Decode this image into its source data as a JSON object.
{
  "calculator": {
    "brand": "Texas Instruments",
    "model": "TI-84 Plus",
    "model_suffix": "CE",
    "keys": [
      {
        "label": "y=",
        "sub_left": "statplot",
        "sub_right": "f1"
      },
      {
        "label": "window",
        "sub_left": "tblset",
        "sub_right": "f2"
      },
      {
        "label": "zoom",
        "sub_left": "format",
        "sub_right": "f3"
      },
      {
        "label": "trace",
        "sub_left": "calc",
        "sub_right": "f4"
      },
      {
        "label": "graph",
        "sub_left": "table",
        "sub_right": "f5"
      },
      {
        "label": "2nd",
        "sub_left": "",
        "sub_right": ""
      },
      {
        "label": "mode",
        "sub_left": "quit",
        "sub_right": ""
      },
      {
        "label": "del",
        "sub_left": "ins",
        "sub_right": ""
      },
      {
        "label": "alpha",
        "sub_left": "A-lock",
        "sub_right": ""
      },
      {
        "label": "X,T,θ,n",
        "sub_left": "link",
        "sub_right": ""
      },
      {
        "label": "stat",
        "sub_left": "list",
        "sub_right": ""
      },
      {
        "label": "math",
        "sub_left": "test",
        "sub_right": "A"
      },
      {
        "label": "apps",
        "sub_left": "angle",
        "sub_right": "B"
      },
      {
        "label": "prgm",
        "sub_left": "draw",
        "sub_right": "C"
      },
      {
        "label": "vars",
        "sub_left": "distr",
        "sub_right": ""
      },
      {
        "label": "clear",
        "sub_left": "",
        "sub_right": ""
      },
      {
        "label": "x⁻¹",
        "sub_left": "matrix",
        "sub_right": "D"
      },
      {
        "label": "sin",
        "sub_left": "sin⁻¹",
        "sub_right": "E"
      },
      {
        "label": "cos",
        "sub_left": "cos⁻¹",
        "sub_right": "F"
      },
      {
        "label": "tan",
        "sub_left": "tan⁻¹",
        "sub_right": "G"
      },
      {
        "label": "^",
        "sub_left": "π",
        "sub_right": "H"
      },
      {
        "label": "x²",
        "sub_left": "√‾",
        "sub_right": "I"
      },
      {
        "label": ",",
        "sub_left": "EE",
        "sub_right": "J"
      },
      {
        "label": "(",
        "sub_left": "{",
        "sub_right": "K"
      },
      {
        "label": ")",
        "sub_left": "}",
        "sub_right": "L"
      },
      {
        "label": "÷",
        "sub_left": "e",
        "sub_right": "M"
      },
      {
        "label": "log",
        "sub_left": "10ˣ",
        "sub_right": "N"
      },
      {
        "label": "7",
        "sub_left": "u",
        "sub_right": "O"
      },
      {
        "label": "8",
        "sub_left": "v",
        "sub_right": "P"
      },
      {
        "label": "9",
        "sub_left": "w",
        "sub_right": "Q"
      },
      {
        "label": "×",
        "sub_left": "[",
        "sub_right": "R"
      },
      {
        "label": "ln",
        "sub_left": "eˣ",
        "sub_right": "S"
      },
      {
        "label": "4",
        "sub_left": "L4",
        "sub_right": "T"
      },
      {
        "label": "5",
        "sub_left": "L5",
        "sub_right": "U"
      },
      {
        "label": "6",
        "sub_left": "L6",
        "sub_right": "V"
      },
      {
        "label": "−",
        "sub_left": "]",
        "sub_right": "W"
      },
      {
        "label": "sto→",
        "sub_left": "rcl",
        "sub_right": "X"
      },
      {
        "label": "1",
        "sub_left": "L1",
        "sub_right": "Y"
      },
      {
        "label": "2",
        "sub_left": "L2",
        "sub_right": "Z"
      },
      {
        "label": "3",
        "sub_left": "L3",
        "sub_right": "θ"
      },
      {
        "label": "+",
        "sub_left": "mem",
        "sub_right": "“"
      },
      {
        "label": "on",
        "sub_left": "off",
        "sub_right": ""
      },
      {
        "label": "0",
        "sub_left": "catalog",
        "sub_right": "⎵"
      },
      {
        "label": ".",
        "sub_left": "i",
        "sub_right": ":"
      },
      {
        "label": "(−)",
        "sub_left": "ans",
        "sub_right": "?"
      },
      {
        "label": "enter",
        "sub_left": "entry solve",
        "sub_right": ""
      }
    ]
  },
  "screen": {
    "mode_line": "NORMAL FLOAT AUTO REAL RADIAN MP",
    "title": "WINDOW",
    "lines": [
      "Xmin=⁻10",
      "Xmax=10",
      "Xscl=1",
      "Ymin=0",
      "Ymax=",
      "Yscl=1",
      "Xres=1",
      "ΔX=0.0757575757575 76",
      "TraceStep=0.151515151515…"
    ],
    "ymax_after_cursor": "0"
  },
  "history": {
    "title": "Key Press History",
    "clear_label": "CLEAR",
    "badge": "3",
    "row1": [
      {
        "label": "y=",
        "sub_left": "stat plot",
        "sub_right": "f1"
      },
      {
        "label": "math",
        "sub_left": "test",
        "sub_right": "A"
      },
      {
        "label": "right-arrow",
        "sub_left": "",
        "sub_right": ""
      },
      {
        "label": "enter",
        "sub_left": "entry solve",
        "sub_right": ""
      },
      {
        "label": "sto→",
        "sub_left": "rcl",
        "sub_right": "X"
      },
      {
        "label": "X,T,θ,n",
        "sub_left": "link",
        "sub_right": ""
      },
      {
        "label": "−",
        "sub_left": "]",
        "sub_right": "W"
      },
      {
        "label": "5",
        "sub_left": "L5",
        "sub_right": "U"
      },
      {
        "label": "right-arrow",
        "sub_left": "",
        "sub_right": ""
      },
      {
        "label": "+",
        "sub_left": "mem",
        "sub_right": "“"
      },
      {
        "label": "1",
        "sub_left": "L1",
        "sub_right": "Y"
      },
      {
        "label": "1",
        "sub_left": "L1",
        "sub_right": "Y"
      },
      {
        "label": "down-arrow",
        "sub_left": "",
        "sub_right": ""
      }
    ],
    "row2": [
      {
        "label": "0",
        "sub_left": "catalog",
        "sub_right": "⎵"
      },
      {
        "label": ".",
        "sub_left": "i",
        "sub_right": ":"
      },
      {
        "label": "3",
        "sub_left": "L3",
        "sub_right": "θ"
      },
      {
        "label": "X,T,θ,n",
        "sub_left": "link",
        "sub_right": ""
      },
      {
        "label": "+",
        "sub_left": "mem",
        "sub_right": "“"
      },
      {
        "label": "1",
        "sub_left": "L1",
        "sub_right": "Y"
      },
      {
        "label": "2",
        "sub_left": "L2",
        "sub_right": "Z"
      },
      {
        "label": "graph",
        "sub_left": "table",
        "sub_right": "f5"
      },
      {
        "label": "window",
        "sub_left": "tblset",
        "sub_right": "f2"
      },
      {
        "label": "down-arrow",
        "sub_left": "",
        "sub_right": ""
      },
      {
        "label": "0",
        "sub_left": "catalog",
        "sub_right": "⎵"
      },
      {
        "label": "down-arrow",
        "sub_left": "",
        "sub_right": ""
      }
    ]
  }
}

*-*-*

### WHAT YOU HAVE TO DO
Transcribe the data above in full, exactly.

### SOLUTION
Decode this image into its source data as a JSON object.
{
  "calculator": {
    "brand": "Texas Instruments",
    "model": "TI-84 Plus",
    "model_suffix": "CE",
    "keys": [
      {
        "label": "y=",
        "sub_left": "statplot",
        "sub_right": "f1"
      },
      {
        "label": "window",
        "sub_left": "tblset",
        "sub_right": "f2"
      },
      {
        "label": "zoom",
        "sub_left": "format",
        "sub_right": "f3"
      },
      {
        "label": "trace",
        "sub_left": "calc",
        "sub_right": "f4"
      },
      {
        "label": "graph",
        "sub_left": "table",
        "sub_right": "f5"
      },
      {
        "label": "2nd",
        "sub_left": "",
        "sub_right": ""
      },
      {
        "label": "mode",
        "sub_left": "quit",
        "sub_right": ""
      },
      {
        "label": "del",
        "sub_left": "ins",
        "sub_right": ""
      },
      {
        "label": "alpha",
        "sub_left": "A-lock",
        "sub_right": ""
      },
      {
        "label": "X,T,θ,n",
        "sub_left": "link",
        "sub_right": ""
      },
      {
        "label": "stat",
        "sub_left": "list",
        "sub_right": ""
      },
      {
        "label": "math",
        "sub_left": "test",
        "sub_right": "A"
      },
      {
        "label": "apps",
        "sub_left": "angle",
        "sub_right": "B"
      },
      {
        "label": "prgm",
        "sub_left": "draw",
        "sub_right": "C"
      },
      {
        "label": "vars",
        "sub_left": "distr",
        "sub_right": ""
      },
      {
        "label": "clear",
        "sub_left": "",
        "sub_right": ""
      },
      {
        "label": "x⁻¹",
        "sub_left": "matrix",
        "sub_right": "D"
      },
      {
        "label": "sin",
        "sub_left": "sin⁻¹",
        "sub_right": "E"
      },
      {
        "label": "cos",
        "sub_left": "cos⁻¹",
        "sub_right": "F"
      },
      {
        "label": "tan",
        "sub_left": "tan⁻¹",
        "sub_right": "G"
      },
      {
        "label": "^",
        "sub_left": "π",
        "sub_right": "H"
      },
      {
        "label": "x²",
        "sub_left": "√‾",
        "sub_right": "I"
      },
      {
        "label": ",",
        "sub_left": "EE",
        "sub_right": "J"
      },
      {
        "label": "(",
        "sub_left": "{",
        "sub_right": "K"
      },
      {
        "label": ")",
        "sub_left": "}",
        "sub_right": "L"
      },
      {
        "label": "÷",
        "sub_left": "e",
        "sub_right": "M"
      },
      {
        "label": "log",
        "sub_left": "10ˣ",
        "sub_right": "N"
      },
      {
        "label": "7",
        "sub_left": "u",
        "sub_right": "O"
      },
      {
        "label": "8",
        "sub_left": "v",
        "sub_right": "P"
      },
      {
        "label": "9",
        "sub_left": "w",
        "sub_right": "Q"
      },
      {
        "label": "×",
        "sub_left": "[",
        "sub_right": "R"
      },
      {
        "label": "ln",
        "sub_left": "eˣ",
        "sub_right": "S"
      },
      {
        "label": "4",
        "sub_left": "L4",
        "sub_right": "T"
      },
      {
        "label": "5",
        "sub_left": "L5",
        "sub_right": "U"
      },
      {
        "label": "6",
        "sub_left": "L6",
        "sub_right": "V"
      },
      {
        "label": "−",
        "sub_left": "]",
        "sub_right": "W"
      },
      {
        "label": "sto→",
        "sub_left": "rcl",
        "sub_right": "X"
      },
      {
        "label": "1",
        "sub_left": "L1",
        "sub_right": "Y"
      },
      {
        "label": "2",
        "sub_left": "L2",
        "sub_right": "Z"
      },
      {
        "label": "3",
        "sub_left": "L3",
        "sub_right": "θ"
      },
      {
        "label": "+",
        "sub_left": "mem",
        "sub_right": "“"
      },
      {
        "label": "on",
        "sub_left": "off",
        "sub_right": ""
      },
      {
        "label": "0",
        "sub_left": "catalog",
        "sub_right": "⎵"
      },
      {
        "label": ".",
        "sub_left": "i",
        "sub_right": ":"
      },
      {
        "label": "(−)",
        "sub_left": "ans",
        "sub_right": "?"
      },
      {
        "label": "enter",
        "sub_left": "entry solve",
        "sub_right": ""
      }
    ]
  },
  "screen": {
    "mode_line": "NORMAL FLOAT AUTO REAL RADIAN MP",
    "title": "WINDOW",
    "lines": [
      "Xmin=⁻10",
      "Xmax=10",
      "Xscl=1",
      "Ymin=0",
      "Ymax=",
      "Yscl=1",
      "Xres=1",
      "ΔX=0.0757575757575 76",
      "TraceStep=0.151515151515…"
    ],
    "ymax_after_cursor": "0"
  },
  "history": {
    "title": "Key Press History",
    "clear_label": "CLEAR",
    "badge": "3",
    "row1": [
      {
        "label": "y=",
        "sub_left": "stat plot",
        "sub_right": "f1"
      },
      {
        "label": "math",
        "sub_left": "test",
        "sub_right": "A"
      },
      {
        "label": "right-arrow",
        "sub_left": "",
        "sub_right": ""
      },
      {
        "label": "enter",
        "sub_left": "entry solve",
        "sub_right": ""
      },
      {
        "label": "sto→",
        "sub_left": "rcl",
        "sub_right": "X"
      },
      {
        "label": "X,T,θ,n",
        "sub_left": "link",
        "sub_right": ""
      },
      {
        "label": "−",
        "sub_left": "]",
        "sub_right": "W"
      },
      {
        "label": "5",
        "sub_left": "L5",
        "sub_right": "U"
      },
      {
        "label": "right-arrow",
        "sub_left": "",
        "sub_right": ""
      },
      {
        "label": "+",
        "sub_left": "mem",
        "sub_right": "“"
      },
      {
        "label": "1",
        "sub_left": "L1",
        "sub_right": "Y"
      },
      {
        "label": "1",
        "sub_left": "L1",
        "sub_right": "Y"
      },
      {
        "label": "down-arrow",
        "sub_left": "",
        "sub_right": ""
      }
    ],
    "row2": [
      {
        "label": "0",
        "sub_left": "catalog",
        "sub_right": "⎵"
      },
      {
        "label": ".",
        "sub_left": "i",
        "sub_right": ":"
      },
      {
        "label": "3",
        "sub_left": "L3",
        "sub_right": "θ"
      },
      {
        "label": "X,T,θ,n",
        "sub_left": "link",
        "sub_right": ""
      },
      {
        "label": "+",
        "sub_left": "mem",
        "sub_right": "“"
      },
      {
        "label": "1",
        "sub_left": "L1",
        "sub_right": "Y"
      },
      {
        "label": "2",
        "sub_left": "L2",
        "sub_right": "Z"
      },
      {
        "label": "graph",
        "sub_left": "table",
        "sub_right": "f5"
      },
      {
        "label": "window",
        "sub_left": "tblset",
        "sub_right": "f2"
      },
      {
        "label": "down-arrow",
        "sub_left": "",
        "sub_right": ""
      },
      {
        "label": "0",
        "sub_left": "catalog",
        "sub_right": "⎵"
      },
      {
        "label": "down-arrow",
        "sub_left": "",
        "sub_right": ""
      }
    ]
  }
}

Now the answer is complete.